• WHAT YOU HAVE TO DO:
Copy the entries below exactly. Images do not belong in the copy.

• EXCERPTED RECORDS:
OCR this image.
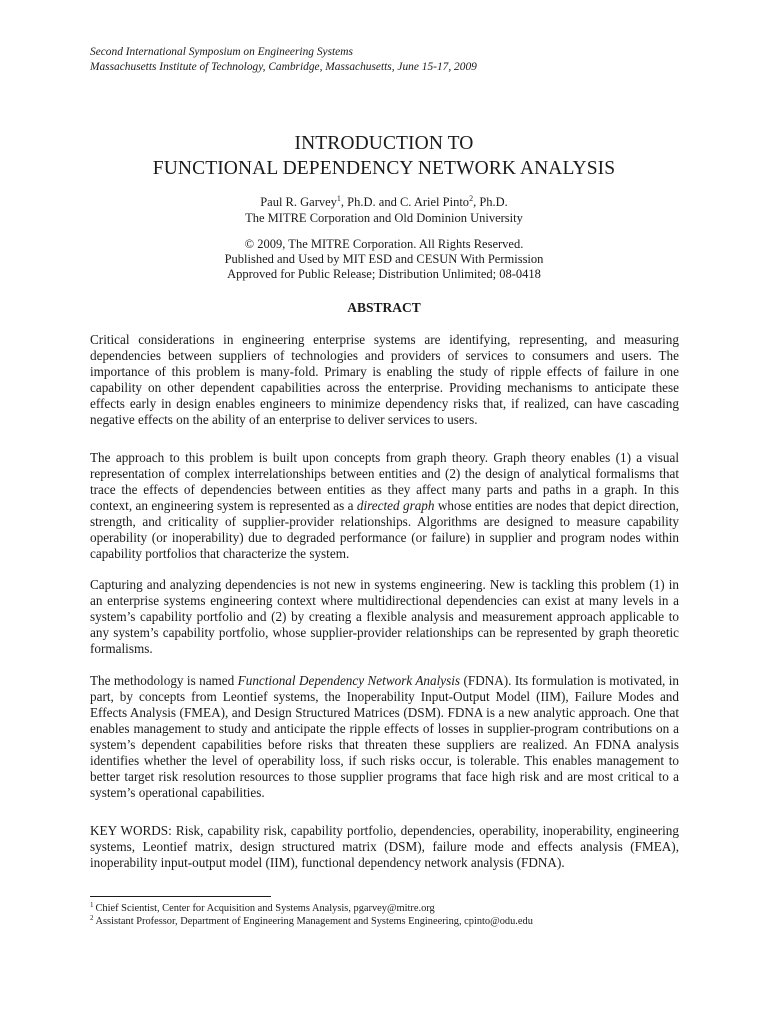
Second International Symposium on Engineering Systems
Massachusetts Institute of Technology, Cambridge, Massachusetts, June 15-17, 2009
INTRODUCTION TO
FUNCTIONAL DEPENDENCY NETWORK ANALYSIS
Paul R. Garvey$^1$, Ph.D. and C. Ariel Pinto$^2$, Ph.D.
The MITRE Corporation and Old Dominion University
© 2009, The MITRE Corporation. All Rights Reserved.
Published and Used by MIT ESD and CESUN With Permission
Approved for Public Release; Distribution Unlimited; 08-0418
ABSTRACT

Critical considerations in engineering enterprise systems are identifying, representing, and measuring dependencies between suppliers of technologies and providers of services to consumers and users. The importance of this problem is many-fold. Primary is enabling the study of ripple effects of failure in one capability on other dependent capabilities across the enterprise. Providing mechanisms to anticipate these effects early in design enables engineers to minimize dependency risks that, if realized, can have cascading negative effects on the ability of an enterprise to deliver services to users.

The approach to this problem is built upon concepts from graph theory. Graph theory enables (1) a visual representation of complex interrelationships between entities and (2) the design of analytical formalisms that trace the effects of dependencies between entities as they affect many parts and paths in a graph. In this context, an engineering system is represented as a directed graph whose entities are nodes that depict direction, strength, and criticality of supplier-provider relationships. Algorithms are designed to measure capability operability (or inoperability) due to degraded performance (or failure) in supplier and program nodes within capability portfolios that characterize the system.

Capturing and analyzing dependencies is not new in systems engineering. New is tackling this problem (1) in an enterprise systems engineering context where multidirectional dependencies can exist at many levels in a system’s capability portfolio and (2) by creating a flexible analysis and measurement approach applicable to any system’s capability portfolio, whose supplier-provider relationships can be represented by graph theoretic formalisms.

The methodology is named Functional Dependency Network Analysis (FDNA). Its formulation is motivated, in part, by concepts from Leontief systems, the Inoperability Input-Output Model (IIM), Failure Modes and Effects Analysis (FMEA), and Design Structured Matrices (DSM). FDNA is a new analytic approach. One that enables management to study and anticipate the ripple effects of losses in supplier-program contributions on a system’s dependent capabilities before risks that threaten these suppliers are realized. An FDNA analysis identifies whether the level of operability loss, if such risks occur, is tolerable. This enables management to better target risk resolution resources to those supplier programs that face high risk and are most critical to a system’s operational capabilities.

KEY WORDS: Risk, capability risk, capability portfolio, dependencies, operability, inoperability, engineering systems, Leontief matrix, design structured matrix (DSM), failure mode and effects analysis (FMEA), inoperability input-output model (IIM), functional dependency network analysis (FDNA).

$^1$ Chief Scientist, Center for Acquisition and Systems Analysis, pgarvey@mitre.org
$^2$ Assistant Professor, Department of Engineering Management and Systems Engineering, cpinto@odu.edu
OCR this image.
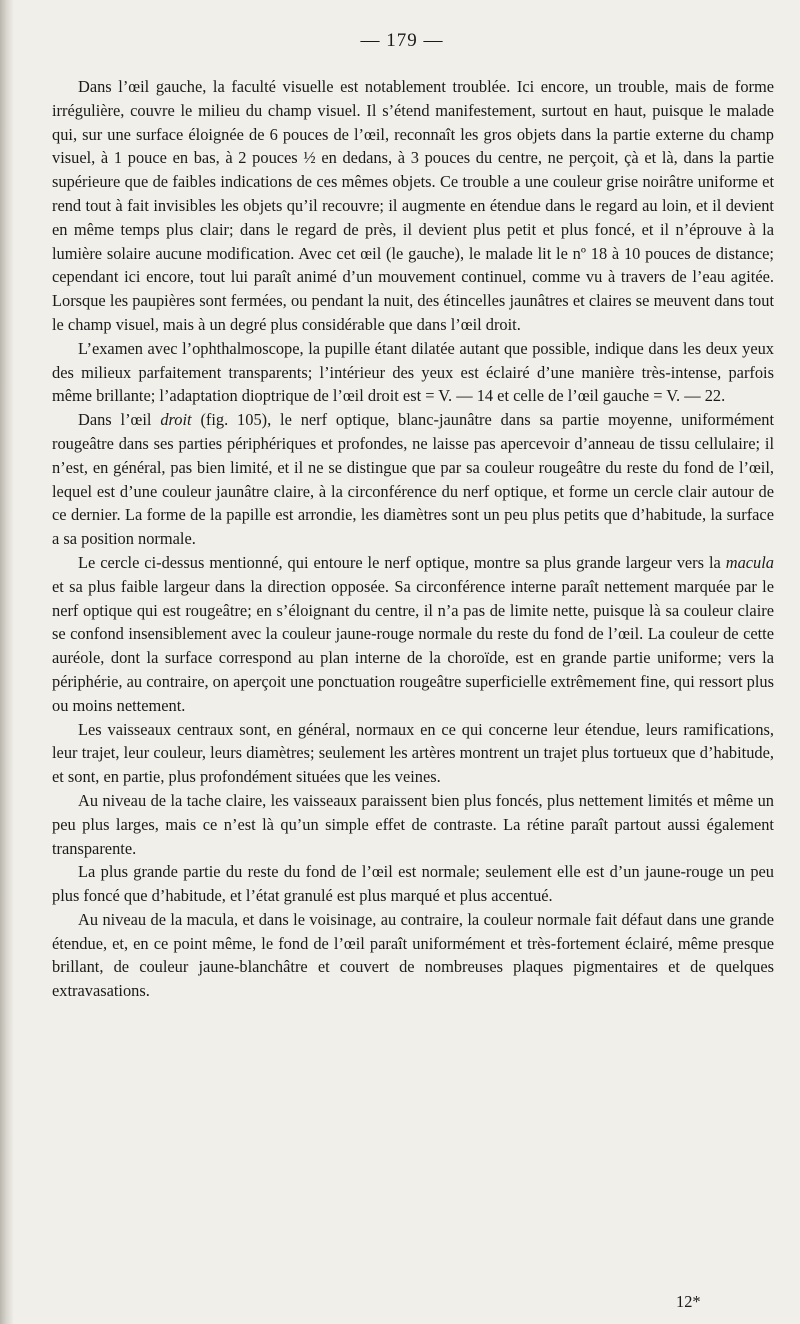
— 179 —

Dans l’œil gauche, la faculté visuelle est notablement troublée. Ici encore, un trouble, mais de forme irrégulière, couvre le milieu du champ visuel. Il s’étend manifestement, surtout en haut, puisque le malade qui, sur une surface éloignée de 6 pouces de l’œil, reconnaît les gros objets dans la partie externe du champ visuel, à 1 pouce en bas, à 2 pouces ½ en dedans, à 3 pouces du centre, ne perçoit, çà et là, dans la partie supérieure que de faibles indications de ces mêmes objets. Ce trouble a une couleur grise noirâtre uniforme et rend tout à fait invisibles les objets qu’il recouvre; il augmente en étendue dans le regard au loin, et il devient en même temps plus clair; dans le regard de près, il devient plus petit et plus foncé, et il n’éprouve à la lumière solaire aucune modification. Avec cet œil (le gauche), le malade lit le nº 18 à 10 pouces de distance; cependant ici encore, tout lui paraît animé d’un mouvement continuel, comme vu à travers de l’eau agitée. Lorsque les paupières sont fermées, ou pendant la nuit, des étincelles jaunâtres et claires se meuvent dans tout le champ visuel, mais à un degré plus considérable que dans l’œil droit.

L’examen avec l’ophthalmoscope, la pupille étant dilatée autant que possible, indique dans les deux yeux des milieux parfaitement transparents; l’intérieur des yeux est éclairé d’une manière très-intense, parfois même brillante; l’adaptation dioptrique de l’œil droit est = V. — 14 et celle de l’œil gauche = V. — 22.

Dans l’œil droit (fig. 105), le nerf optique, blanc-jaunâtre dans sa partie moyenne, uniformément rougeâtre dans ses parties périphériques et profondes, ne laisse pas apercevoir d’anneau de tissu cellulaire; il n’est, en général, pas bien limité, et il ne se distingue que par sa couleur rougeâtre du reste du fond de l’œil, lequel est d’une couleur jaunâtre claire, à la circonférence du nerf optique, et forme un cercle clair autour de ce dernier. La forme de la papille est arrondie, les diamètres sont un peu plus petits que d’habitude, la surface a sa position normale.

Le cercle ci-dessus mentionné, qui entoure le nerf optique, montre sa plus grande largeur vers la macula et sa plus faible largeur dans la direction opposée. Sa circonférence interne paraît nettement marquée par le nerf optique qui est rougeâtre; en s’éloignant du centre, il n’a pas de limite nette, puisque là sa couleur claire se confond insensiblement avec la couleur jaune-rouge normale du reste du fond de l’œil. La couleur de cette auréole, dont la surface correspond au plan interne de la choroïde, est en grande partie uniforme; vers la périphérie, au contraire, on aperçoit une ponctuation rougeâtre superficielle extrêmement fine, qui ressort plus ou moins nettement.

Les vaisseaux centraux sont, en général, normaux en ce qui concerne leur étendue, leurs ramifications, leur trajet, leur couleur, leurs diamètres; seulement les artères montrent un trajet plus tortueux que d’habitude, et sont, en partie, plus profondément situées que les veines.

Au niveau de la tache claire, les vaisseaux paraissent bien plus foncés, plus nettement limités et même un peu plus larges, mais ce n’est là qu’un simple effet de contraste. La rétine paraît partout aussi également transparente.

La plus grande partie du reste du fond de l’œil est normale; seulement elle est d’un jaune-rouge un peu plus foncé que d’habitude, et l’état granulé est plus marqué et plus accentué.

Au niveau de la macula, et dans le voisinage, au contraire, la couleur normale fait défaut dans une grande étendue, et, en ce point même, le fond de l’œil paraît uniformément et très-fortement éclairé, même presque brillant, de couleur jaune-blanchâtre et couvert de nombreuses plaques pigmentaires et de quelques extravasations.

12*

• TASK RESPONSE:
OCR this image.
Second International Symposium on Engineering Systems
Massachusetts Institute of Technology, Cambridge, Massachusetts, June 15-17, 2009
INTRODUCTION TO
FUNCTIONAL DEPENDENCY NETWORK ANALYSIS
Paul R. Garvey$^1$, Ph.D. and C. Ariel Pinto$^2$, Ph.D.
The MITRE Corporation and Old Dominion University
© 2009, The MITRE Corporation. All Rights Reserved.
Published and Used by MIT ESD and CESUN With Permission
Approved for Public Release; Distribution Unlimited; 08-0418
ABSTRACT

Critical considerations in engineering enterprise systems are identifying, representing, and measuring dependencies between suppliers of technologies and providers of services to consumers and users. The importance of this problem is many-fold. Primary is enabling the study of ripple effects of failure in one capability on other dependent capabilities across the enterprise. Providing mechanisms to anticipate these effects early in design enables engineers to minimize dependency risks that, if realized, can have cascading negative effects on the ability of an enterprise to deliver services to users.

The approach to this problem is built upon concepts from graph theory. Graph theory enables (1) a visual representation of complex interrelationships between entities and (2) the design of analytical formalisms that trace the effects of dependencies between entities as they affect many parts and paths in a graph. In this context, an engineering system is represented as a directed graph whose entities are nodes that depict direction, strength, and criticality of supplier-provider relationships. Algorithms are designed to measure capability operability (or inoperability) due to degraded performance (or failure) in supplier and program nodes within capability portfolios that characterize the system.

Capturing and analyzing dependencies is not new in systems engineering. New is tackling this problem (1) in an enterprise systems engineering context where multidirectional dependencies can exist at many levels in a system’s capability portfolio and (2) by creating a flexible analysis and measurement approach applicable to any system’s capability portfolio, whose supplier-provider relationships can be represented by graph theoretic formalisms.

The methodology is named Functional Dependency Network Analysis (FDNA). Its formulation is motivated, in part, by concepts from Leontief systems, the Inoperability Input-Output Model (IIM), Failure Modes and Effects Analysis (FMEA), and Design Structured Matrices (DSM). FDNA is a new analytic approach. One that enables management to study and anticipate the ripple effects of losses in supplier-program contributions on a system’s dependent capabilities before risks that threaten these suppliers are realized. An FDNA analysis identifies whether the level of operability loss, if such risks occur, is tolerable. This enables management to better target risk resolution resources to those supplier programs that face high risk and are most critical to a system’s operational capabilities.

KEY WORDS: Risk, capability risk, capability portfolio, dependencies, operability, inoperability, engineering systems, Leontief matrix, design structured matrix (DSM), failure mode and effects analysis (FMEA), inoperability input-output model (IIM), functional dependency network analysis (FDNA).

$^1$ Chief Scientist, Center for Acquisition and Systems Analysis, pgarvey@mitre.org
$^2$ Assistant Professor, Department of Engineering Management and Systems Engineering, cpinto@odu.edu
OCR this image.
— 179 —

Dans l’œil gauche, la faculté visuelle est notablement troublée. Ici encore, un trouble, mais de forme irrégulière, couvre le milieu du champ visuel. Il s’étend manifestement, surtout en haut, puisque le malade qui, sur une surface éloignée de 6 pouces de l’œil, reconnaît les gros objets dans la partie externe du champ visuel, à 1 pouce en bas, à 2 pouces ½ en dedans, à 3 pouces du centre, ne perçoit, çà et là, dans la partie supérieure que de faibles indications de ces mêmes objets. Ce trouble a une couleur grise noirâtre uniforme et rend tout à fait invisibles les objets qu’il recouvre; il augmente en étendue dans le regard au loin, et il devient en même temps plus clair; dans le regard de près, il devient plus petit et plus foncé, et il n’éprouve à la lumière solaire aucune modification. Avec cet œil (le gauche), le malade lit le nº 18 à 10 pouces de distance; cependant ici encore, tout lui paraît animé d’un mouvement continuel, comme vu à travers de l’eau agitée. Lorsque les paupières sont fermées, ou pendant la nuit, des étincelles jaunâtres et claires se meuvent dans tout le champ visuel, mais à un degré plus considérable que dans l’œil droit.

L’examen avec l’ophthalmoscope, la pupille étant dilatée autant que possible, indique dans les deux yeux des milieux parfaitement transparents; l’intérieur des yeux est éclairé d’une manière très-intense, parfois même brillante; l’adaptation dioptrique de l’œil droit est = V. — 14 et celle de l’œil gauche = V. — 22.

Dans l’œil droit (fig. 105), le nerf optique, blanc-jaunâtre dans sa partie moyenne, uniformément rougeâtre dans ses parties périphériques et profondes, ne laisse pas apercevoir d’anneau de tissu cellulaire; il n’est, en général, pas bien limité, et il ne se distingue que par sa couleur rougeâtre du reste du fond de l’œil, lequel est d’une couleur jaunâtre claire, à la circonférence du nerf optique, et forme un cercle clair autour de ce dernier. La forme de la papille est arrondie, les diamètres sont un peu plus petits que d’habitude, la surface a sa position normale.

Le cercle ci-dessus mentionné, qui entoure le nerf optique, montre sa plus grande largeur vers la macula et sa plus faible largeur dans la direction opposée. Sa circonférence interne paraît nettement marquée par le nerf optique qui est rougeâtre; en s’éloignant du centre, il n’a pas de limite nette, puisque là sa couleur claire se confond insensiblement avec la couleur jaune-rouge normale du reste du fond de l’œil. La couleur de cette auréole, dont la surface correspond au plan interne de la choroïde, est en grande partie uniforme; vers la périphérie, au contraire, on aperçoit une ponctuation rougeâtre superficielle extrêmement fine, qui ressort plus ou moins nettement.

Les vaisseaux centraux sont, en général, normaux en ce qui concerne leur étendue, leurs ramifications, leur trajet, leur couleur, leurs diamètres; seulement les artères montrent un trajet plus tortueux que d’habitude, et sont, en partie, plus profondément situées que les veines.

Au niveau de la tache claire, les vaisseaux paraissent bien plus foncés, plus nettement limités et même un peu plus larges, mais ce n’est là qu’un simple effet de contraste. La rétine paraît partout aussi également transparente.

La plus grande partie du reste du fond de l’œil est normale; seulement elle est d’un jaune-rouge un peu plus foncé que d’habitude, et l’état granulé est plus marqué et plus accentué.

Au niveau de la macula, et dans le voisinage, au contraire, la couleur normale fait défaut dans une grande étendue, et, en ce point même, le fond de l’œil paraît uniformément et très-fortement éclairé, même presque brillant, de couleur jaune-blanchâtre et couvert de nombreuses plaques pigmentaires et de quelques extravasations.

12*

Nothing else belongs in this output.